Task objective
Reproduce every entry exactly, without alteration.

[Items listed in a dataset]
# # # # #

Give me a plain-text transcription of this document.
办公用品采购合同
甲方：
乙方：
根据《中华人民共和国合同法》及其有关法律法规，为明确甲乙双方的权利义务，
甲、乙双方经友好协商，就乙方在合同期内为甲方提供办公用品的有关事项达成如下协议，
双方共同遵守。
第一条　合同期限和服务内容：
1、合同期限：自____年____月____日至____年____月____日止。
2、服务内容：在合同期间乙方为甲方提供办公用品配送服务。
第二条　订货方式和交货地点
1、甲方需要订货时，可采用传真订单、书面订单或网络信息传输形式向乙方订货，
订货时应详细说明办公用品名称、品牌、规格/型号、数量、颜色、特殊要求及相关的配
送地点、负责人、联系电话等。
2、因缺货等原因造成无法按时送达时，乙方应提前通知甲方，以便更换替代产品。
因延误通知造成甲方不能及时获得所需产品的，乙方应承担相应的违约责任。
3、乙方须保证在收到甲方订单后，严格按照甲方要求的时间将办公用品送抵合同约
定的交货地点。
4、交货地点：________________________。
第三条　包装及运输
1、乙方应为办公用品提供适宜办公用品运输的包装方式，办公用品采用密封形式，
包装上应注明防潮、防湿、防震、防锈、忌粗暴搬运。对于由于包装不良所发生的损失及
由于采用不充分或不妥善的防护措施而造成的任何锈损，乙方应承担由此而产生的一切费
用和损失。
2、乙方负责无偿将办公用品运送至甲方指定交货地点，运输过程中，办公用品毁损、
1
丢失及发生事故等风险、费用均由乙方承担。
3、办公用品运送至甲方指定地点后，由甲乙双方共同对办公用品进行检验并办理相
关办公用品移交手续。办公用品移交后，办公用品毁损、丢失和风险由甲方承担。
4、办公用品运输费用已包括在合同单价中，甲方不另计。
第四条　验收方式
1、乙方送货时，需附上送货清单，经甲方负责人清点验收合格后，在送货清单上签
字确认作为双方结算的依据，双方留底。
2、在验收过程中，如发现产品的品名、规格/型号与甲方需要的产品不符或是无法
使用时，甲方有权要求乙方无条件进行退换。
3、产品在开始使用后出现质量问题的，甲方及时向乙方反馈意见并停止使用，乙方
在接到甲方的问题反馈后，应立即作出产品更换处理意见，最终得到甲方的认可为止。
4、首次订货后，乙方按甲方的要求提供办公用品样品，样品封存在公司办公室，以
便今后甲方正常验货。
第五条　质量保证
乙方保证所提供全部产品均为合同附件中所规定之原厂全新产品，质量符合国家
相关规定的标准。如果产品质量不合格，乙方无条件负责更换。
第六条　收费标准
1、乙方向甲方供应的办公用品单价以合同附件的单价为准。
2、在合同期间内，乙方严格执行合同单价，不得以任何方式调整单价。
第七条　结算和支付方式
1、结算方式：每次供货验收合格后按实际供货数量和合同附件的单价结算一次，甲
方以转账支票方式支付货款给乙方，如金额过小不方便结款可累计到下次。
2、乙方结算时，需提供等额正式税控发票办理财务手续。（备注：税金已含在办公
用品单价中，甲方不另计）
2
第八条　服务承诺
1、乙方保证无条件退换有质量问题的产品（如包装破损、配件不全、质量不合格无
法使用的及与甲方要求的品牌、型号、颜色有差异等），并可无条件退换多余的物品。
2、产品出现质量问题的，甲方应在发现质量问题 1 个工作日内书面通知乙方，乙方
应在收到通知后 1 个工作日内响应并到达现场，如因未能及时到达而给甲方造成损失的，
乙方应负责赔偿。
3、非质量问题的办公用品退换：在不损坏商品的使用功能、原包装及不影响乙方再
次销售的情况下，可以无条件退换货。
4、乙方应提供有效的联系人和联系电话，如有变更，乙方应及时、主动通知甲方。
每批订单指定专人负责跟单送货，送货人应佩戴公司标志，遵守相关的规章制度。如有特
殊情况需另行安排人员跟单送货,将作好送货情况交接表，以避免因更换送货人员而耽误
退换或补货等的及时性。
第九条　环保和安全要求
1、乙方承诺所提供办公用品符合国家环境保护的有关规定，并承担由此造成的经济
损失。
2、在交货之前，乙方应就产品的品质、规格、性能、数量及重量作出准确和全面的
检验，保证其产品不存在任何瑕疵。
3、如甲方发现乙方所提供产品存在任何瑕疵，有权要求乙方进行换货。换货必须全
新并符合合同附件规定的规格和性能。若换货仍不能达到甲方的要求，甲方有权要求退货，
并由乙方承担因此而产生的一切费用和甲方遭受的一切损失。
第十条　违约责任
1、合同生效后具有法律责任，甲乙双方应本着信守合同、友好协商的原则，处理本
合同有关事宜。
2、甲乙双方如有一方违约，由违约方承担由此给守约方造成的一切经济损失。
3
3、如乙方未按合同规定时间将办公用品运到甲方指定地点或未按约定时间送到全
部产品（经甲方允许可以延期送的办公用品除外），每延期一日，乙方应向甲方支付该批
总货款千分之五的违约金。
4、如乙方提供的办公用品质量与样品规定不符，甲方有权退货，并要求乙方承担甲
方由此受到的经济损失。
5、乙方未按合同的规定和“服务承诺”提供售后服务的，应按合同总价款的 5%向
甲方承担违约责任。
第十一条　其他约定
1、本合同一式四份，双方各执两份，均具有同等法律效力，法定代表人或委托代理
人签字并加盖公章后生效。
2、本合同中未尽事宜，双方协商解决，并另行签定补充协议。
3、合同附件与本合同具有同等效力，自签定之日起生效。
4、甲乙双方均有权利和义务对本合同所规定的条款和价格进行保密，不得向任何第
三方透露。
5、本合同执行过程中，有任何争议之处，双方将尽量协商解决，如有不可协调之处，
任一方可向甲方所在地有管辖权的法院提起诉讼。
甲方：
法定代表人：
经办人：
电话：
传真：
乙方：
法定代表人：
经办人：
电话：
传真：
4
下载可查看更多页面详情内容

# # # # #

Written response
Give me a plain-text transcription of this document.
办公用品采购合同
甲方：
乙方：
根据《中华人民共和国合同法》及其有关法律法规，为明确甲乙双方的权利义务，
甲、乙双方经友好协商，就乙方在合同期内为甲方提供办公用品的有关事项达成如下协议，
双方共同遵守。
第一条　合同期限和服务内容：
1、合同期限：自____年____月____日至____年____月____日止。
2、服务内容：在合同期间乙方为甲方提供办公用品配送服务。
第二条　订货方式和交货地点
1、甲方需要订货时，可采用传真订单、书面订单或网络信息传输形式向乙方订货，
订货时应详细说明办公用品名称、品牌、规格/型号、数量、颜色、特殊要求及相关的配
送地点、负责人、联系电话等。
2、因缺货等原因造成无法按时送达时，乙方应提前通知甲方，以便更换替代产品。
因延误通知造成甲方不能及时获得所需产品的，乙方应承担相应的违约责任。
3、乙方须保证在收到甲方订单后，严格按照甲方要求的时间将办公用品送抵合同约
定的交货地点。
4、交货地点：________________________。
第三条　包装及运输
1、乙方应为办公用品提供适宜办公用品运输的包装方式，办公用品采用密封形式，
包装上应注明防潮、防湿、防震、防锈、忌粗暴搬运。对于由于包装不良所发生的损失及
由于采用不充分或不妥善的防护措施而造成的任何锈损，乙方应承担由此而产生的一切费
用和损失。
2、乙方负责无偿将办公用品运送至甲方指定交货地点，运输过程中，办公用品毁损、
1
丢失及发生事故等风险、费用均由乙方承担。
3、办公用品运送至甲方指定地点后，由甲乙双方共同对办公用品进行检验并办理相
关办公用品移交手续。办公用品移交后，办公用品毁损、丢失和风险由甲方承担。
4、办公用品运输费用已包括在合同单价中，甲方不另计。
第四条　验收方式
1、乙方送货时，需附上送货清单，经甲方负责人清点验收合格后，在送货清单上签
字确认作为双方结算的依据，双方留底。
2、在验收过程中，如发现产品的品名、规格/型号与甲方需要的产品不符或是无法
使用时，甲方有权要求乙方无条件进行退换。
3、产品在开始使用后出现质量问题的，甲方及时向乙方反馈意见并停止使用，乙方
在接到甲方的问题反馈后，应立即作出产品更换处理意见，最终得到甲方的认可为止。
4、首次订货后，乙方按甲方的要求提供办公用品样品，样品封存在公司办公室，以
便今后甲方正常验货。
第五条　质量保证
乙方保证所提供全部产品均为合同附件中所规定之原厂全新产品，质量符合国家
相关规定的标准。如果产品质量不合格，乙方无条件负责更换。
第六条　收费标准
1、乙方向甲方供应的办公用品单价以合同附件的单价为准。
2、在合同期间内，乙方严格执行合同单价，不得以任何方式调整单价。
第七条　结算和支付方式
1、结算方式：每次供货验收合格后按实际供货数量和合同附件的单价结算一次，甲
方以转账支票方式支付货款给乙方，如金额过小不方便结款可累计到下次。
2、乙方结算时，需提供等额正式税控发票办理财务手续。（备注：税金已含在办公
用品单价中，甲方不另计）
2
第八条　服务承诺
1、乙方保证无条件退换有质量问题的产品（如包装破损、配件不全、质量不合格无
法使用的及与甲方要求的品牌、型号、颜色有差异等），并可无条件退换多余的物品。
2、产品出现质量问题的，甲方应在发现质量问题 1 个工作日内书面通知乙方，乙方
应在收到通知后 1 个工作日内响应并到达现场，如因未能及时到达而给甲方造成损失的，
乙方应负责赔偿。
3、非质量问题的办公用品退换：在不损坏商品的使用功能、原包装及不影响乙方再
次销售的情况下，可以无条件退换货。
4、乙方应提供有效的联系人和联系电话，如有变更，乙方应及时、主动通知甲方。
每批订单指定专人负责跟单送货，送货人应佩戴公司标志，遵守相关的规章制度。如有特
殊情况需另行安排人员跟单送货,将作好送货情况交接表，以避免因更换送货人员而耽误
退换或补货等的及时性。
第九条　环保和安全要求
1、乙方承诺所提供办公用品符合国家环境保护的有关规定，并承担由此造成的经济
损失。
2、在交货之前，乙方应就产品的品质、规格、性能、数量及重量作出准确和全面的
检验，保证其产品不存在任何瑕疵。
3、如甲方发现乙方所提供产品存在任何瑕疵，有权要求乙方进行换货。换货必须全
新并符合合同附件规定的规格和性能。若换货仍不能达到甲方的要求，甲方有权要求退货，
并由乙方承担因此而产生的一切费用和甲方遭受的一切损失。
第十条　违约责任
1、合同生效后具有法律责任，甲乙双方应本着信守合同、友好协商的原则，处理本
合同有关事宜。
2、甲乙双方如有一方违约，由违约方承担由此给守约方造成的一切经济损失。
3
3、如乙方未按合同规定时间将办公用品运到甲方指定地点或未按约定时间送到全
部产品（经甲方允许可以延期送的办公用品除外），每延期一日，乙方应向甲方支付该批
总货款千分之五的违约金。
4、如乙方提供的办公用品质量与样品规定不符，甲方有权退货，并要求乙方承担甲
方由此受到的经济损失。
5、乙方未按合同的规定和“服务承诺”提供售后服务的，应按合同总价款的 5%向
甲方承担违约责任。
第十一条　其他约定
1、本合同一式四份，双方各执两份，均具有同等法律效力，法定代表人或委托代理
人签字并加盖公章后生效。
2、本合同中未尽事宜，双方协商解决，并另行签定补充协议。
3、合同附件与本合同具有同等效力，自签定之日起生效。
4、甲乙双方均有权利和义务对本合同所规定的条款和价格进行保密，不得向任何第
三方透露。
5、本合同执行过程中，有任何争议之处，双方将尽量协商解决，如有不可协调之处，
任一方可向甲方所在地有管辖权的法院提起诉讼。
甲方：
法定代表人：
经办人：
电话：
传真：
乙方：
法定代表人：
经办人：
电话：
传真：
4
下载可查看更多页面详情内容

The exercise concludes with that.